§ Work to be completed
Format all the items below as a JSON list of strings, with one string per line and no blank lines. Leave the pictures out of your answer.

===== Raw records =====

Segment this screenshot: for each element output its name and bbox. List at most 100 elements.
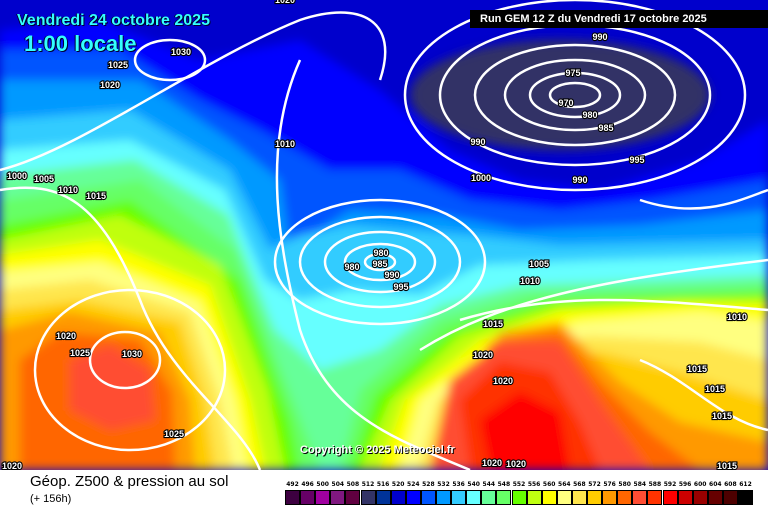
legend-label: 524: [407, 481, 420, 488]
isobar-label: 995: [629, 155, 644, 165]
legend-label: 608: [724, 481, 737, 488]
isobar-label: 1025: [70, 348, 90, 358]
isobar: [459, 298, 768, 322]
legend-swatch: [300, 490, 316, 505]
legend-swatch: [436, 490, 451, 505]
legend-swatch: [511, 490, 527, 505]
legend-label: 580: [618, 481, 631, 488]
legend-item: 528: [420, 481, 436, 505]
legend-item: 508: [345, 481, 361, 505]
legend-label: 560: [542, 481, 556, 488]
forecast-date: Vendredi 24 octobre 2025: [17, 12, 210, 29]
legend-label: 552: [512, 481, 526, 488]
copyright: Copyright © 2025 Meteociel.fr: [300, 444, 455, 456]
z500-band-512: [410, 40, 710, 150]
isobar-label: 1010: [275, 139, 295, 149]
legend-item: 608: [722, 481, 738, 505]
legend-label: 568: [573, 481, 586, 488]
isobar-label: 1020: [56, 331, 76, 341]
legend-label: 612: [739, 481, 752, 488]
legend-item: 612: [738, 481, 753, 505]
legend-item: 604: [707, 481, 723, 505]
isobar: [473, 43, 677, 147]
legend-label: 592: [663, 481, 677, 488]
legend-swatch: [541, 490, 557, 505]
legend-label: 588: [648, 481, 662, 488]
legend-swatch: [556, 490, 572, 505]
parameter-title: Géop. Z500 & pression au sol: [30, 473, 229, 490]
isobar: [273, 198, 487, 326]
legend-swatch: [360, 490, 376, 505]
legend-swatch: [375, 490, 391, 505]
legend-item: 576: [602, 481, 618, 505]
isobar: [88, 330, 162, 390]
legend-swatch: [647, 490, 663, 505]
isobar-labels: 1020103010251020990975970980985990101099…: [1, 0, 748, 470]
legend-label: 500: [316, 481, 329, 488]
isobar: [0, 186, 262, 470]
isobar-label: 1010: [727, 312, 747, 322]
isobar-label: 1000: [7, 171, 27, 181]
legend-label: 572: [588, 481, 601, 488]
isobars: [0, 0, 768, 470]
legend-label: 520: [391, 481, 405, 488]
legend-label: 536: [452, 481, 465, 488]
isobar-label: 1005: [529, 259, 549, 269]
legend-label: 556: [527, 481, 541, 488]
legend-swatch: [677, 490, 693, 505]
legend-item: 556: [526, 481, 542, 505]
z500-band-592: [480, 392, 570, 470]
legend-item: 520: [390, 481, 406, 505]
isobar: [323, 230, 437, 294]
legend-item: 588: [647, 481, 663, 505]
isobar-label: 1005: [34, 174, 54, 184]
legend-swatch: [451, 490, 467, 505]
isobar: [419, 258, 768, 352]
isobar-label: 1020: [275, 0, 295, 5]
legend-swatch: [632, 490, 648, 505]
lead-time: (+ 156h): [30, 493, 72, 505]
legend-item: 516: [375, 481, 391, 505]
legend-swatch: [481, 490, 497, 505]
legend-swatch: [390, 490, 406, 505]
isobar-label: 1030: [122, 349, 142, 359]
isobar-label: 1015: [712, 411, 732, 421]
legend-item: 504: [330, 481, 346, 505]
isobar-label: 1015: [705, 384, 725, 394]
legend-swatch: [315, 490, 331, 505]
isobar: [503, 58, 647, 132]
isobar-label: 1020: [2, 461, 22, 470]
geopotential-bands: [0, 20, 768, 470]
isobar-label: 990: [470, 137, 485, 147]
legend-swatch: [345, 490, 361, 505]
isobar: [275, 59, 471, 470]
isobar-label: 1020: [100, 80, 120, 90]
isobar: [639, 358, 768, 432]
isobar: [0, 11, 387, 172]
isobar-label: 1030: [171, 47, 191, 57]
legend-swatch: [722, 490, 738, 505]
isobar-label: 985: [372, 259, 387, 269]
legend-label: 548: [497, 481, 511, 488]
isobar-label: 1015: [687, 364, 707, 374]
isobar-label: 980: [344, 262, 359, 272]
legend-swatch: [571, 490, 587, 505]
legend-label: 508: [346, 481, 360, 488]
forecast-local-time: 1:00 locale: [24, 31, 137, 56]
legend-item: 536: [451, 481, 467, 505]
legend-label: 564: [558, 481, 571, 488]
isobar-label: 1000: [471, 173, 491, 183]
legend-swatch: [496, 490, 512, 505]
isobar-label: 1025: [164, 429, 184, 439]
isobar-label: 980: [582, 110, 597, 120]
legend-label: 512: [361, 481, 375, 488]
legend-label: 596: [678, 481, 692, 488]
isobar-label: 995: [393, 282, 408, 292]
isobar-label: 990: [384, 270, 399, 280]
legend-item: 596: [677, 481, 693, 505]
isobar-label: 1015: [483, 319, 503, 329]
isobar-label: 970: [558, 98, 573, 108]
isobar: [298, 215, 462, 309]
legend-item: 580: [617, 481, 633, 505]
isobar-label: 1025: [108, 60, 128, 70]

=====

§ Answer to the exercise
[
  "Segment this screenshot: for each element output its name and bbox. List at most 100 elements.",
  "legend-label: 524: [407, 481, 420, 488]",
  "isobar-label: 995: [629, 155, 644, 165]",
  "legend-label: 608: [724, 481, 737, 488]",
  "isobar-label: 1025: [70, 348, 90, 358]",
  "isobar: [459, 298, 768, 322]",
  "legend-swatch: [300, 490, 316, 505]",
  "legend-swatch: [436, 490, 451, 505]",
  "legend-swatch: [511, 490, 527, 505]",
  "legend-label: 580: [618, 481, 631, 488]",
  "legend-item: 528: [420, 481, 436, 505]",
  "legend-item: 508: [345, 481, 361, 505]",
  "legend-label: 560: [542, 481, 556, 488]",
  "forecast-date: Vendredi 24 octobre 2025: [17, 12, 210, 29]",
  "legend-label: 552: [512, 481, 526, 488]",
  "copyright: Copyright © 2025 Meteociel.fr: [300, 444, 455, 456]",
  "z500-band-512: [410, 40, 710, 150]",
  "isobar-label: 1010: [275, 139, 295, 149]",
  "legend-item: 608: [722, 481, 738, 505]",
  "legend-label: 568: [573, 481, 586, 488]",
  "isobar-label: 1020: [56, 331, 76, 341]",
  "legend-label: 612: [739, 481, 752, 488]",
  "legend-item: 612: [738, 481, 753, 505]",
  "legend-item: 604: [707, 481, 723, 505]",
  "isobar: [473, 43, 677, 147]",
  "legend-label: 592: [663, 481, 677, 488]",
  "legend-swatch: [541, 490, 557, 505]",
  "legend-label: 588: [648, 481, 662, 488]",
  "legend-swatch: [556, 490, 572, 505]",
  "parameter-title: Géop. Z500 & pression au sol: [30, 473, 229, 490]",
  "isobar: [273, 198, 487, 326]",
  "legend-swatch: [360, 490, 376, 505]",
  "legend-swatch: [375, 490, 391, 505]",
  "legend-item: 576: [602, 481, 618, 505]",
  "isobar: [88, 330, 162, 390]",
  "legend-swatch: [647, 490, 663, 505]",
  "isobar-labels: 1020103010251020990975970980985990101099…: [1, 0, 748, 470]",
  "legend-label: 500: [316, 481, 329, 488]",
  "isobar: [0, 186, 262, 470]",
  "isobar-label: 1010: [727, 312, 747, 322]",
  "isobar-label: 1000: [7, 171, 27, 181]",
  "legend-label: 572: [588, 481, 601, 488]",
  "isobars: [0, 0, 768, 470]",
  "legend-label: 520: [391, 481, 405, 488]",
  "legend-label: 536: [452, 481, 465, 488]",
  "isobar-label: 1005: [529, 259, 549, 269]",
  "legend-label: 556: [527, 481, 541, 488]",
  "legend-swatch: [677, 490, 693, 505]",
  "legend-item: 556: [526, 481, 542, 505]",
  "z500-band-592: [480, 392, 570, 470]",
  "legend-item: 520: [390, 481, 406, 505]",
  "isobar: [323, 230, 437, 294]",
  "legend-item: 588: [647, 481, 663, 505]",
  "isobar-label: 1005: [34, 174, 54, 184]",
  "legend-swatch: [451, 490, 467, 505]",
  "isobar: [419, 258, 768, 352]",
  "isobar-label: 1020: [275, 0, 295, 5]",
  "legend-swatch: [632, 490, 648, 505]",
  "lead-time: (+ 156h): [30, 493, 72, 505]",
  "legend-item: 516: [375, 481, 391, 505]",
  "legend-swatch: [481, 490, 497, 505]",
  "legend-swatch: [390, 490, 406, 505]",
  "isobar-label: 1030: [122, 349, 142, 359]",
  "isobar-label: 1015: [712, 411, 732, 421]",
  "legend-item: 504: [330, 481, 346, 505]",
  "isobar-label: 1015: [705, 384, 725, 394]",
  "legend-swatch: [315, 490, 331, 505]",
  "isobar: [503, 58, 647, 132]",
  "isobar-label: 1020: [2, 461, 22, 470]",
  "geopotential-bands: [0, 20, 768, 470]",
  "isobar-label: 990: [470, 137, 485, 147]",
  "legend-swatch: [345, 490, 361, 505]",
  "isobar: [275, 59, 471, 470]",
  "isobar-label: 1020: [100, 80, 120, 90]",
  "isobar: [639, 358, 768, 432]",
  "isobar: [0, 11, 387, 172]",
  "isobar-label: 1030: [171, 47, 191, 57]",
  "legend-swatch: [722, 490, 738, 505]",
  "isobar-label: 985: [372, 259, 387, 269]",
  "legend-label: 548: [497, 481, 511, 488]",
  "isobar-label: 1015: [687, 364, 707, 374]",
  "isobar-label: 980: [344, 262, 359, 272]",
  "legend-swatch: [571, 490, 587, 505]",
  "legend-label: 508: [346, 481, 360, 488]",
  "forecast-local-time: 1:00 locale: [24, 31, 137, 56]",
  "legend-item: 536: [451, 481, 467, 505]",
  "legend-label: 564: [558, 481, 571, 488]",
  "isobar-label: 1000: [471, 173, 491, 183]",
  "legend-swatch: [496, 490, 512, 505]",
  "isobar-label: 1025: [164, 429, 184, 439]",
  "isobar-label: 980: [582, 110, 597, 120]",
  "legend-label: 512: [361, 481, 375, 488]",
  "legend-label: 596: [678, 481, 692, 488]",
  "isobar-label: 995: [393, 282, 408, 292]",
  "isobar-label: 990: [384, 270, 399, 280]",
  "legend-item: 596: [677, 481, 693, 505]",
  "isobar-label: 1015: [483, 319, 503, 329]",
  "isobar-label: 970: [558, 98, 573, 108]",
  "isobar: [298, 215, 462, 309]",
  "legend-item: 580: [617, 481, 633, 505]",
  "isobar-label: 1025: [108, 60, 128, 70]"
]